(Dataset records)

<<<<

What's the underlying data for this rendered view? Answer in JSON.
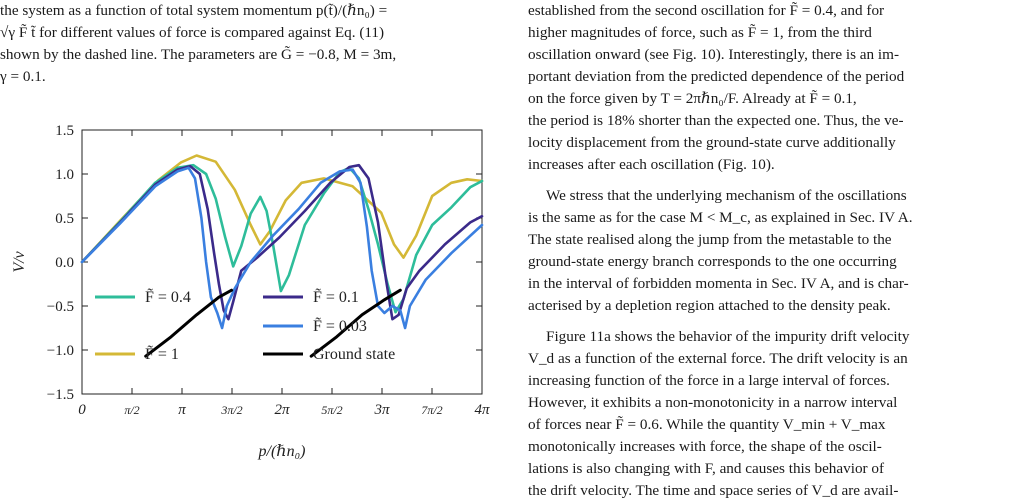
{
  "left_column": {
    "caption_lines": [
      "the system as a function of total system momentum p(t̃)/(ℏn₀) =",
      "√γ F̃ t̃  for different values of force is compared against Eq. (11)",
      "shown by the dashed line. The parameters are G̃ = −0.8, M = 3m,",
      "γ = 0.1."
    ]
  },
  "right_column": {
    "para1": [
      "established from the second oscillation for F̃ = 0.4, and for",
      "higher magnitudes of force, such as F̃ = 1, from the third",
      "oscillation onward (see Fig. 10). Interestingly, there is an im-",
      "portant deviation from the predicted dependence of the period",
      "on the force given by T = 2πℏn₀/F. Already at F̃ = 0.1,",
      "the period is 18% shorter than the expected one. Thus, the ve-",
      "locity displacement from the ground-state curve additionally",
      "increases after each oscillation (Fig. 10)."
    ],
    "para2": [
      "We stress that the underlying mechanism of the oscillations",
      "is the same as for the case M < M_c, as explained in Sec. IV A.",
      "The state realised along the jump from the metastable to the",
      "ground-state energy branch corresponds to the one occurring",
      "in the interval of forbidden momenta in Sec. IV A, and is char-",
      "acterised by a depletion region attached to the density peak."
    ],
    "para3": [
      "Figure 11a shows the behavior of the impurity drift velocity",
      "V_d as a function of the external force. The drift velocity is an",
      "increasing function of the force in a large interval of forces.",
      "However, it exhibits a non-monotonicity in a narrow interval",
      "of forces near F̃ = 0.6. While the quantity V_min + V_max",
      "monotonically increases with force, the shape of the oscil-",
      "lations is also changing with F, and causes this behavior of",
      "the drift velocity. The time and space series of V_d are avail-"
    ]
  },
  "chart_data": {
    "type": "line",
    "xlabel": "p/(ℏn₀)",
    "ylabel": "V/v",
    "xlim": [
      0,
      12.566
    ],
    "ylim": [
      -1.5,
      1.5
    ],
    "x_tick_labels": [
      "0",
      "π/2",
      "π",
      "3π/2",
      "2π",
      "5π/2",
      "3π",
      "7π/2",
      "4π"
    ],
    "y_tick_labels": [
      "−1.5",
      "−1.0",
      "−0.5",
      "0.0",
      "0.5",
      "1.0",
      "1.5"
    ],
    "y_ticks": [
      -1.5,
      -1.0,
      -0.5,
      0.0,
      0.5,
      1.0,
      1.5
    ],
    "legend": [
      "F̃ = 0.4",
      "F̃ = 0.1",
      "F̃ = 0.03",
      "F̃ = 1",
      "Ground state"
    ],
    "series": [
      {
        "name": "F̃ = 1",
        "color": "#d4b836",
        "points": [
          [
            0,
            0
          ],
          [
            1.2,
            0.47
          ],
          [
            2.4,
            0.93
          ],
          [
            3.1,
            1.13
          ],
          [
            3.6,
            1.21
          ],
          [
            4.2,
            1.14
          ],
          [
            4.8,
            0.82
          ],
          [
            5.3,
            0.42
          ],
          [
            5.6,
            0.2
          ],
          [
            5.9,
            0.35
          ],
          [
            6.4,
            0.7
          ],
          [
            6.9,
            0.9
          ],
          [
            7.6,
            0.95
          ],
          [
            8.5,
            0.86
          ],
          [
            9.4,
            0.56
          ],
          [
            9.8,
            0.2
          ],
          [
            10.1,
            0.05
          ],
          [
            10.5,
            0.3
          ],
          [
            11.0,
            0.75
          ],
          [
            11.6,
            0.9
          ],
          [
            12.1,
            0.94
          ],
          [
            12.566,
            0.92
          ]
        ]
      },
      {
        "name": "F̃ = 0.4",
        "color": "#2ebd9a",
        "points": [
          [
            0,
            0
          ],
          [
            1.2,
            0.46
          ],
          [
            2.3,
            0.9
          ],
          [
            3.0,
            1.07
          ],
          [
            3.5,
            1.1
          ],
          [
            3.9,
            1.0
          ],
          [
            4.2,
            0.72
          ],
          [
            4.5,
            0.28
          ],
          [
            4.75,
            -0.05
          ],
          [
            5.0,
            0.18
          ],
          [
            5.3,
            0.55
          ],
          [
            5.6,
            0.74
          ],
          [
            5.8,
            0.58
          ],
          [
            6.0,
            0.2
          ],
          [
            6.25,
            -0.33
          ],
          [
            6.5,
            -0.15
          ],
          [
            7.0,
            0.42
          ],
          [
            7.6,
            0.78
          ],
          [
            8.1,
            1.02
          ],
          [
            8.4,
            1.07
          ],
          [
            8.7,
            0.95
          ],
          [
            9.0,
            0.6
          ],
          [
            9.3,
            0.2
          ],
          [
            9.6,
            -0.25
          ],
          [
            9.85,
            -0.57
          ],
          [
            10.1,
            -0.42
          ],
          [
            10.5,
            0.08
          ],
          [
            11.0,
            0.42
          ],
          [
            11.6,
            0.62
          ],
          [
            12.2,
            0.85
          ],
          [
            12.566,
            0.92
          ]
        ]
      },
      {
        "name": "F̃ = 0.1",
        "color": "#3b2a8a",
        "points": [
          [
            0,
            0
          ],
          [
            1.2,
            0.45
          ],
          [
            2.3,
            0.88
          ],
          [
            3.0,
            1.05
          ],
          [
            3.4,
            1.09
          ],
          [
            3.7,
            1.0
          ],
          [
            3.95,
            0.6
          ],
          [
            4.15,
            0.1
          ],
          [
            4.3,
            -0.25
          ],
          [
            4.45,
            -0.55
          ],
          [
            4.6,
            -0.65
          ],
          [
            4.75,
            -0.45
          ],
          [
            5.0,
            -0.1
          ],
          [
            5.5,
            0.05
          ],
          [
            6.2,
            0.28
          ],
          [
            7.0,
            0.58
          ],
          [
            7.8,
            0.9
          ],
          [
            8.4,
            1.08
          ],
          [
            8.7,
            1.1
          ],
          [
            9.0,
            0.95
          ],
          [
            9.3,
            0.45
          ],
          [
            9.55,
            -0.2
          ],
          [
            9.75,
            -0.65
          ],
          [
            9.95,
            -0.6
          ],
          [
            10.2,
            -0.3
          ],
          [
            10.6,
            -0.1
          ],
          [
            11.4,
            0.2
          ],
          [
            12.2,
            0.45
          ],
          [
            12.566,
            0.52
          ]
        ]
      },
      {
        "name": "F̃ = 0.03",
        "color": "#3a7fe0",
        "points": [
          [
            0,
            0
          ],
          [
            1.2,
            0.44
          ],
          [
            2.3,
            0.86
          ],
          [
            3.0,
            1.03
          ],
          [
            3.35,
            1.07
          ],
          [
            3.55,
            0.95
          ],
          [
            3.75,
            0.5
          ],
          [
            3.9,
            0.0
          ],
          [
            4.05,
            -0.4
          ],
          [
            4.25,
            -0.58
          ],
          [
            4.4,
            -0.75
          ],
          [
            4.55,
            -0.5
          ],
          [
            4.8,
            -0.3
          ],
          [
            5.3,
            0.0
          ],
          [
            6.0,
            0.3
          ],
          [
            6.8,
            0.6
          ],
          [
            7.5,
            0.9
          ],
          [
            8.1,
            1.03
          ],
          [
            8.5,
            1.05
          ],
          [
            8.75,
            0.9
          ],
          [
            8.95,
            0.4
          ],
          [
            9.1,
            -0.1
          ],
          [
            9.3,
            -0.5
          ],
          [
            9.5,
            -0.58
          ],
          [
            9.75,
            -0.5
          ],
          [
            10.0,
            -0.55
          ],
          [
            10.15,
            -0.75
          ],
          [
            10.3,
            -0.5
          ],
          [
            10.8,
            -0.2
          ],
          [
            11.6,
            0.1
          ],
          [
            12.566,
            0.42
          ]
        ]
      },
      {
        "name": "Ground state",
        "color": "#000000",
        "points": [
          [
            2.0,
            -1.07
          ],
          [
            2.8,
            -0.85
          ],
          [
            3.6,
            -0.6
          ],
          [
            4.3,
            -0.4
          ],
          [
            4.7,
            -0.32
          ],
          [
            7.2,
            -1.07
          ],
          [
            8.0,
            -0.85
          ],
          [
            8.8,
            -0.6
          ],
          [
            9.5,
            -0.43
          ],
          [
            10.0,
            -0.32
          ]
        ],
        "segments": [
          [
            0,
            5
          ],
          [
            5,
            10
          ]
        ]
      }
    ]
  }
}
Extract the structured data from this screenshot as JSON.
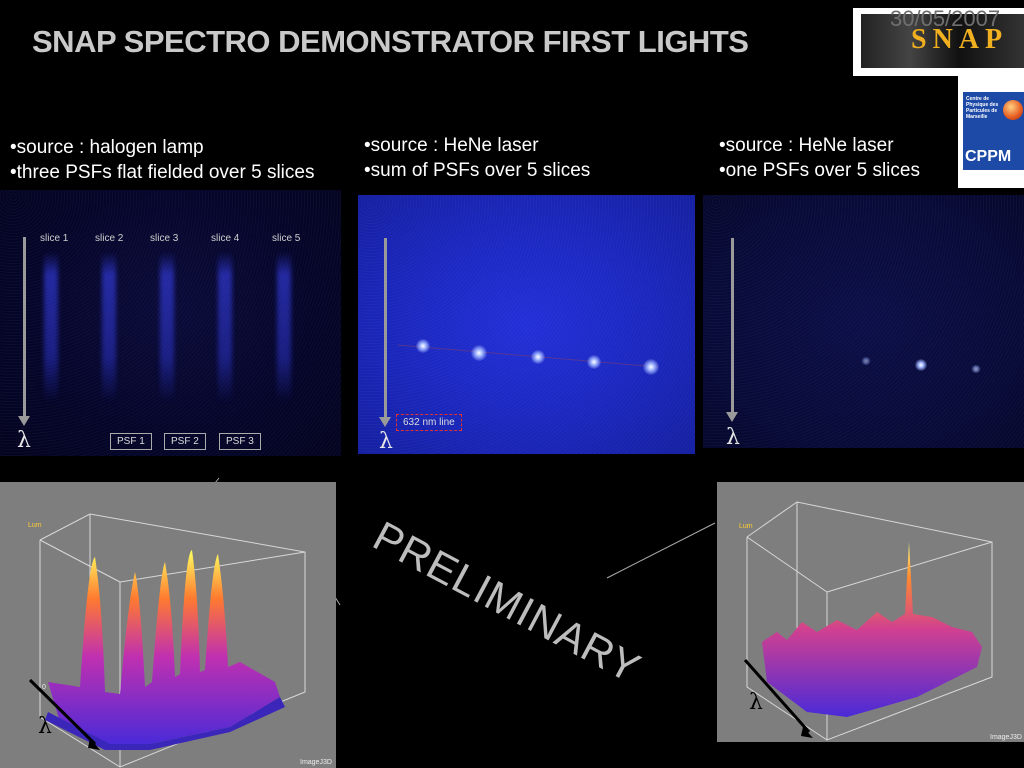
{
  "header": {
    "title": "SNAP SPECTRO DEMONSTRATOR FIRST LIGHTS",
    "date": "30/05/2007"
  },
  "logos": {
    "snap_text": "SNAP",
    "cppm_small": "Centre de Physique des Particules de Marseille",
    "cppm_text": "CPPM"
  },
  "left": {
    "bullets": [
      "•source : halogen lamp",
      "•three PSFs flat fielded over 5 slices"
    ],
    "slices": [
      "slice 1",
      "slice 2",
      "slice 3",
      "slice 4",
      "slice 5"
    ],
    "psfs": [
      "PSF 1",
      "PSF 2",
      "PSF 3"
    ],
    "lambda": "λ"
  },
  "middle": {
    "bullets": [
      "•source : HeNe laser",
      "•sum of PSFs over 5 slices"
    ],
    "line_label": "632 nm line",
    "lambda": "λ"
  },
  "right": {
    "bullets": [
      "•source : HeNe laser",
      "•one PSFs over 5 slices"
    ],
    "lambda": "λ"
  },
  "plots": {
    "lum": "Lum",
    "zero": "0",
    "footer": "ImageJ3D",
    "lambda": "λ"
  },
  "stamp": "PRELIMINARY"
}
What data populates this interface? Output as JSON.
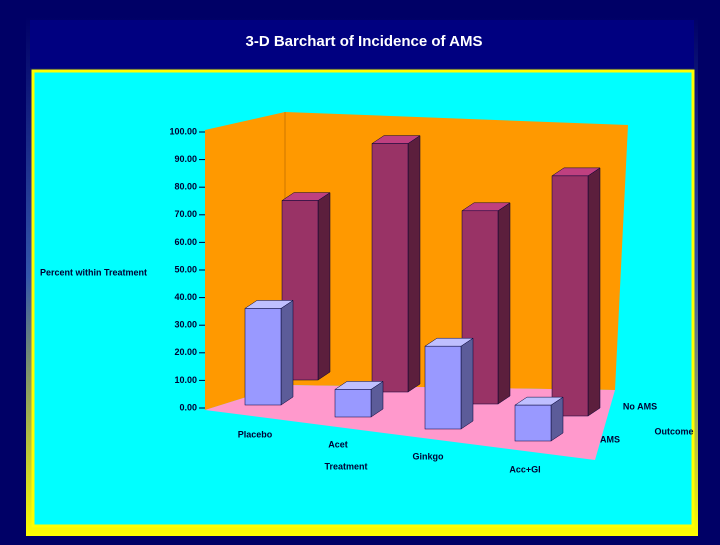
{
  "chart_data": {
    "type": "bar3d",
    "title": "3-D Barchart of Incidence of AMS",
    "y_label": "Percent within Treatment",
    "x_label": "Treatment",
    "legend_title": "Outcome",
    "categories": [
      "Placebo",
      "Acet",
      "Ginkgo",
      "Acc+GI"
    ],
    "series": [
      {
        "name": "No AMS",
        "color": "#993366",
        "values": [
          65,
          90,
          70,
          87
        ]
      },
      {
        "name": "AMS",
        "color": "#9999ff",
        "values": [
          35,
          10,
          30,
          13
        ]
      }
    ],
    "ylim": [
      0,
      100
    ],
    "yticks": [
      {
        "value": 0,
        "label": "0.00"
      },
      {
        "value": 10,
        "label": "10.00"
      },
      {
        "value": 20,
        "label": "20.00"
      },
      {
        "value": 30,
        "label": "30.00"
      },
      {
        "value": 40,
        "label": "40.00"
      },
      {
        "value": 50,
        "label": "50.00"
      },
      {
        "value": 60,
        "label": "60.00"
      },
      {
        "value": 70,
        "label": "70.00"
      },
      {
        "value": 80,
        "label": "80.00"
      },
      {
        "value": 90,
        "label": "90.00"
      },
      {
        "value": 100,
        "label": "100.00"
      }
    ]
  }
}
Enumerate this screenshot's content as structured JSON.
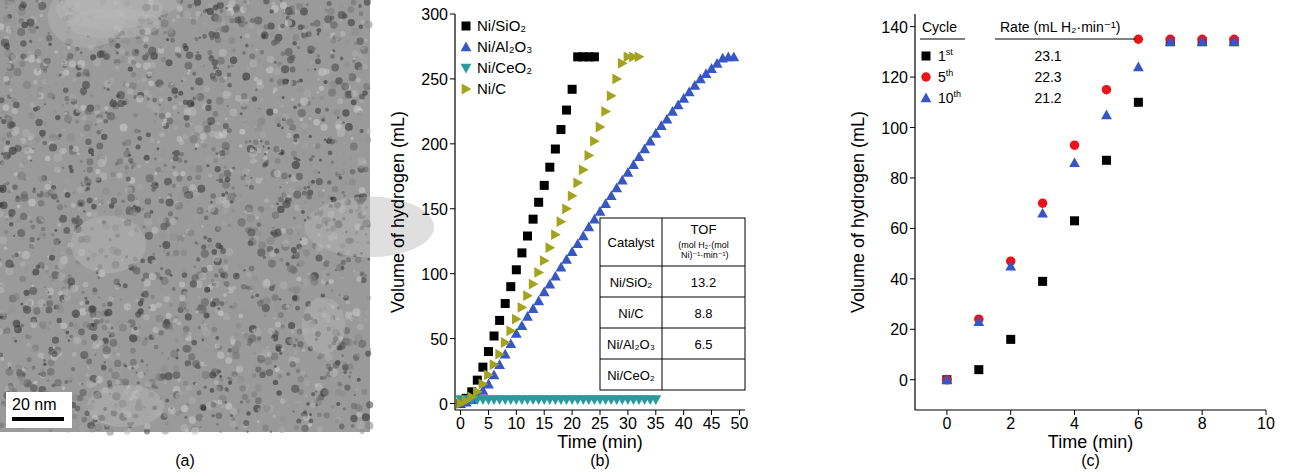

>>>>

Using the listing above, work out how many of its lines include "forces", and give only the result.

2